Objective — The entries below should be given again exactly, minus their pictures.

Structured figure records —
----

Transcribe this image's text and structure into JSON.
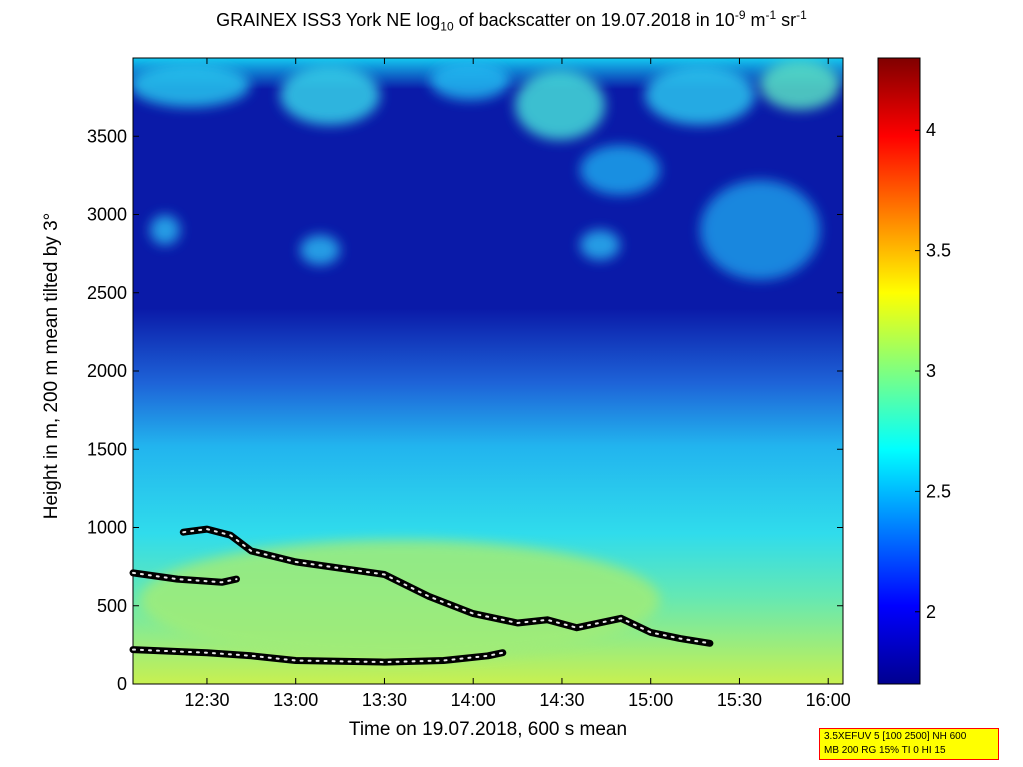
{
  "title": {
    "prefix": "GRAINEX ISS3 York NE log",
    "sub": "10",
    "middle": " of backscatter on 19.07.2018 in 10",
    "sup1": "-9",
    "mid2": " m",
    "sup2": "-1",
    "mid3": " sr",
    "sup3": "-1"
  },
  "info_box": {
    "line1": "3.5XEFUV 5 [100 2500] NH 600",
    "line2": "MB 200 RG 15% TI 0 HI 15"
  },
  "chart_data": {
    "type": "heatmap",
    "xlabel": "Time on 19.07.2018, 600 s mean",
    "ylabel": "Height in m, 200 m mean tilted by 3°",
    "xlim": [
      "12:05",
      "16:05"
    ],
    "ylim": [
      0,
      4000
    ],
    "x_ticks": [
      "12:30",
      "13:00",
      "13:30",
      "14:00",
      "14:30",
      "15:00",
      "15:30",
      "16:00"
    ],
    "y_ticks": [
      0,
      500,
      1000,
      1500,
      2000,
      2500,
      3000,
      3500
    ],
    "colorbar": {
      "range": [
        1.7,
        4.3
      ],
      "ticks": [
        2,
        2.5,
        3,
        3.5,
        4
      ],
      "colormap": "jet"
    },
    "layers": [
      {
        "name": "lower",
        "points": [
          [
            "12:05",
            220
          ],
          [
            "12:30",
            200
          ],
          [
            "12:45",
            180
          ],
          [
            "13:00",
            150
          ],
          [
            "13:30",
            140
          ],
          [
            "13:50",
            150
          ],
          [
            "14:05",
            180
          ],
          [
            "14:10",
            200
          ]
        ]
      },
      {
        "name": "middle",
        "points": [
          [
            "12:05",
            710
          ],
          [
            "12:20",
            670
          ],
          [
            "12:35",
            650
          ],
          [
            "12:40",
            670
          ]
        ]
      },
      {
        "name": "upper",
        "points": [
          [
            "12:22",
            970
          ],
          [
            "12:30",
            990
          ],
          [
            "12:38",
            950
          ],
          [
            "12:45",
            850
          ],
          [
            "13:00",
            780
          ],
          [
            "13:30",
            700
          ],
          [
            "13:45",
            560
          ],
          [
            "14:00",
            450
          ],
          [
            "14:15",
            390
          ],
          [
            "14:25",
            410
          ],
          [
            "14:35",
            360
          ],
          [
            "14:50",
            420
          ],
          [
            "15:00",
            330
          ],
          [
            "15:10",
            290
          ],
          [
            "15:20",
            260
          ]
        ]
      }
    ]
  }
}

----

Answer to the exercise —
Transcribe this image's text and structure into JSON.
{
  "title": {
    "prefix": "GRAINEX ISS3 York NE log",
    "sub": "10",
    "middle": " of backscatter on 19.07.2018 in 10",
    "sup1": "-9",
    "mid2": " m",
    "sup2": "-1",
    "mid3": " sr",
    "sup3": "-1"
  },
  "info_box": {
    "line1": "3.5XEFUV 5 [100 2500] NH 600",
    "line2": "MB 200 RG 15% TI 0 HI 15"
  },
  "chart_data": {
    "type": "heatmap",
    "xlabel": "Time on 19.07.2018, 600 s mean",
    "ylabel": "Height in m, 200 m mean tilted by 3°",
    "xlim": [
      "12:05",
      "16:05"
    ],
    "ylim": [
      0,
      4000
    ],
    "x_ticks": [
      "12:30",
      "13:00",
      "13:30",
      "14:00",
      "14:30",
      "15:00",
      "15:30",
      "16:00"
    ],
    "y_ticks": [
      0,
      500,
      1000,
      1500,
      2000,
      2500,
      3000,
      3500
    ],
    "colorbar": {
      "range": [
        1.7,
        4.3
      ],
      "ticks": [
        2,
        2.5,
        3,
        3.5,
        4
      ],
      "colormap": "jet"
    },
    "layers": [
      {
        "name": "lower",
        "points": [
          [
            "12:05",
            220
          ],
          [
            "12:30",
            200
          ],
          [
            "12:45",
            180
          ],
          [
            "13:00",
            150
          ],
          [
            "13:30",
            140
          ],
          [
            "13:50",
            150
          ],
          [
            "14:05",
            180
          ],
          [
            "14:10",
            200
          ]
        ]
      },
      {
        "name": "middle",
        "points": [
          [
            "12:05",
            710
          ],
          [
            "12:20",
            670
          ],
          [
            "12:35",
            650
          ],
          [
            "12:40",
            670
          ]
        ]
      },
      {
        "name": "upper",
        "points": [
          [
            "12:22",
            970
          ],
          [
            "12:30",
            990
          ],
          [
            "12:38",
            950
          ],
          [
            "12:45",
            850
          ],
          [
            "13:00",
            780
          ],
          [
            "13:30",
            700
          ],
          [
            "13:45",
            560
          ],
          [
            "14:00",
            450
          ],
          [
            "14:15",
            390
          ],
          [
            "14:25",
            410
          ],
          [
            "14:35",
            360
          ],
          [
            "14:50",
            420
          ],
          [
            "15:00",
            330
          ],
          [
            "15:10",
            290
          ],
          [
            "15:20",
            260
          ]
        ]
      }
    ]
  }
}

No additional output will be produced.